• YOUR OBJECTIVE:
Reproduce all lines of the listing below in which the word "Craniosacral" occurs.

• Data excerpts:
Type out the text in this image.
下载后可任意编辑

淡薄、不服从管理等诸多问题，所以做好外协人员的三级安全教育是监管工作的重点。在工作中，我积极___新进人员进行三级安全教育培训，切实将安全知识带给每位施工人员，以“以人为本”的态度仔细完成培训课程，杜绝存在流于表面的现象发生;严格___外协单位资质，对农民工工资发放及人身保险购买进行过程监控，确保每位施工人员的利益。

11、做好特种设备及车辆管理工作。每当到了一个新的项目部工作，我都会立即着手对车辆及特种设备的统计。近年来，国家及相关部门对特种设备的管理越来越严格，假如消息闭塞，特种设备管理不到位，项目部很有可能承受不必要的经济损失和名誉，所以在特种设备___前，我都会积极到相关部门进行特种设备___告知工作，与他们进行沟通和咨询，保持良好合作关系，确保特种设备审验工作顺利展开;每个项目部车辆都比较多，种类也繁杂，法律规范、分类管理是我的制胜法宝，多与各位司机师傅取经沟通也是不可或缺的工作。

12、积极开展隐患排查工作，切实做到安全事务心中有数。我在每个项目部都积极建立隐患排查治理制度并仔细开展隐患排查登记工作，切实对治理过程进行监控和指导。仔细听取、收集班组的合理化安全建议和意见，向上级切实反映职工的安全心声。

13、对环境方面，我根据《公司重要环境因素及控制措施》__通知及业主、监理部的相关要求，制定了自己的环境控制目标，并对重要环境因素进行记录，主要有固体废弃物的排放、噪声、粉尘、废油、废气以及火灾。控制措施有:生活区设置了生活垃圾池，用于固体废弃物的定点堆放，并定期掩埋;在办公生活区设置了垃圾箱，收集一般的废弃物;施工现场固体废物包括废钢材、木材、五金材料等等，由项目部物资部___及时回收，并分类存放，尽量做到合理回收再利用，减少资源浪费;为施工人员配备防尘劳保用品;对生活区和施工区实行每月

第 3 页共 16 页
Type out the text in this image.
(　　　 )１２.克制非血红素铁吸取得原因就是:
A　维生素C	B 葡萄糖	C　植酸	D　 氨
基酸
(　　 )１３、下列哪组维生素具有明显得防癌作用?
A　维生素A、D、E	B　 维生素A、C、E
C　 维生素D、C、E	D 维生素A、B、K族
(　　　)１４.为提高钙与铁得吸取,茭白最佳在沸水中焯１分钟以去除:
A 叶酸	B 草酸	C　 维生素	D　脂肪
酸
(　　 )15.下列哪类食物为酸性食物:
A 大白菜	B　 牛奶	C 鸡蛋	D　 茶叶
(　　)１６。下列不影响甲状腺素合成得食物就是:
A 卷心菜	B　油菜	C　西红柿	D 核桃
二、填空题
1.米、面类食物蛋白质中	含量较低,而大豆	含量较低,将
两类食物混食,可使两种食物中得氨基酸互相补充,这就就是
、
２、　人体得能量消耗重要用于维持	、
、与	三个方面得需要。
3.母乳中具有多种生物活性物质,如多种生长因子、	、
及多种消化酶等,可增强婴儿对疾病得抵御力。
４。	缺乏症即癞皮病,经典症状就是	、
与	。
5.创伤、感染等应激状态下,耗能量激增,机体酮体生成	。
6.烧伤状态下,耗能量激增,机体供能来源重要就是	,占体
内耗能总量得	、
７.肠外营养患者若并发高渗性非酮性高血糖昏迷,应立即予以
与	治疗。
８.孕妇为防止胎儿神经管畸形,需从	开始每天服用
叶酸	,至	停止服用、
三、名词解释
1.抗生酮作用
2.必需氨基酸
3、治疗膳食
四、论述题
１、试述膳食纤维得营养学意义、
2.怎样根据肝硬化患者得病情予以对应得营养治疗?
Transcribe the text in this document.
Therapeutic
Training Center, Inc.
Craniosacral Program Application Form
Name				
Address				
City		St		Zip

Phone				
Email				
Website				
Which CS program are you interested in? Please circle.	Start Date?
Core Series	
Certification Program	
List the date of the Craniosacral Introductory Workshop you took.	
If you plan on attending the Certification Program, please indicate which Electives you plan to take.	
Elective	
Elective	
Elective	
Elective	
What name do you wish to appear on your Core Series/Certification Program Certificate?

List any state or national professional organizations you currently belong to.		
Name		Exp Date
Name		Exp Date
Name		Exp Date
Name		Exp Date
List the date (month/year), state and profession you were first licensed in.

• RIGHT ANSWER:
Craniosacral Program Application Form
List the date of the Craniosacral Introductory Workshop you took.	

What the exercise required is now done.